Give only the number of lines in these records that contain the word "High".
[Begin Supplied records]
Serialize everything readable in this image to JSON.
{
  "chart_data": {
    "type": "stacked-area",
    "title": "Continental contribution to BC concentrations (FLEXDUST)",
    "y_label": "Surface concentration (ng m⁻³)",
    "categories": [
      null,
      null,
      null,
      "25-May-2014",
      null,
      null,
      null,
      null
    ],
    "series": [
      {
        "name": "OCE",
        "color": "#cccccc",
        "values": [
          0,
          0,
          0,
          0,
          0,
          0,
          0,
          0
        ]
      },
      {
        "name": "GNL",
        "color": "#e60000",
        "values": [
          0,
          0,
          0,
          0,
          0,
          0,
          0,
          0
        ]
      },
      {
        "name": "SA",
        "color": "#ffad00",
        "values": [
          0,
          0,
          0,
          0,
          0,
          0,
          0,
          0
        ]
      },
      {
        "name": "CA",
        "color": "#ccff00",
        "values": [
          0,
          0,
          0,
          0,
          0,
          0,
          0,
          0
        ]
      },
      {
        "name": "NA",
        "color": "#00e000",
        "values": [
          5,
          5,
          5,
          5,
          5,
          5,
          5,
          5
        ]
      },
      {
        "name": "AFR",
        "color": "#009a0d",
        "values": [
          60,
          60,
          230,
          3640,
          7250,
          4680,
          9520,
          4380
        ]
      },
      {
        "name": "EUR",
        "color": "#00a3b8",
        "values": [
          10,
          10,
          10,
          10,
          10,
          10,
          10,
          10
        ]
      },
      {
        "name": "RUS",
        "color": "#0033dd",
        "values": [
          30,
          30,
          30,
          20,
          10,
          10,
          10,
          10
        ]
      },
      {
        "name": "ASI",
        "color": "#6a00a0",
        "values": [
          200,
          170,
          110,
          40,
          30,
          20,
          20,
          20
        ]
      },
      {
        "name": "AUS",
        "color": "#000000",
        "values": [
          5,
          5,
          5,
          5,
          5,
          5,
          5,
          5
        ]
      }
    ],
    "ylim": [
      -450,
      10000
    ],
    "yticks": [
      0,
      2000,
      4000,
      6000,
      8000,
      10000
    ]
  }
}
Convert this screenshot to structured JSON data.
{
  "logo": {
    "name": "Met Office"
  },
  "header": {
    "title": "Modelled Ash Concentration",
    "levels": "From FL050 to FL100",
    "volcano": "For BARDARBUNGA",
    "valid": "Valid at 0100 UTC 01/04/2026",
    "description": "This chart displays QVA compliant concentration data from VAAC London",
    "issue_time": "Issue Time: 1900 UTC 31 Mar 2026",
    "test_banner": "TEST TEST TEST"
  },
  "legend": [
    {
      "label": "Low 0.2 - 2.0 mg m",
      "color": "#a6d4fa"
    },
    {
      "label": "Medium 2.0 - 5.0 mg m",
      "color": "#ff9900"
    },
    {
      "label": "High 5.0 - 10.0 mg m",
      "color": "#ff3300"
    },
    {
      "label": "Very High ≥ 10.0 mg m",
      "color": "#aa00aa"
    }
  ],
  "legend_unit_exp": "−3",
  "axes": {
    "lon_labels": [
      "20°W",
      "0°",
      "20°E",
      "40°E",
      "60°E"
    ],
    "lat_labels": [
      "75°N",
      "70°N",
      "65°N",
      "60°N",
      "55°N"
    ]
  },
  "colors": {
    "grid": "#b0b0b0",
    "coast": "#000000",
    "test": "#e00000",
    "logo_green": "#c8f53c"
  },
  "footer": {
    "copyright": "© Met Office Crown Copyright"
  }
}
[End Supplied records]
**Reply to the task**
2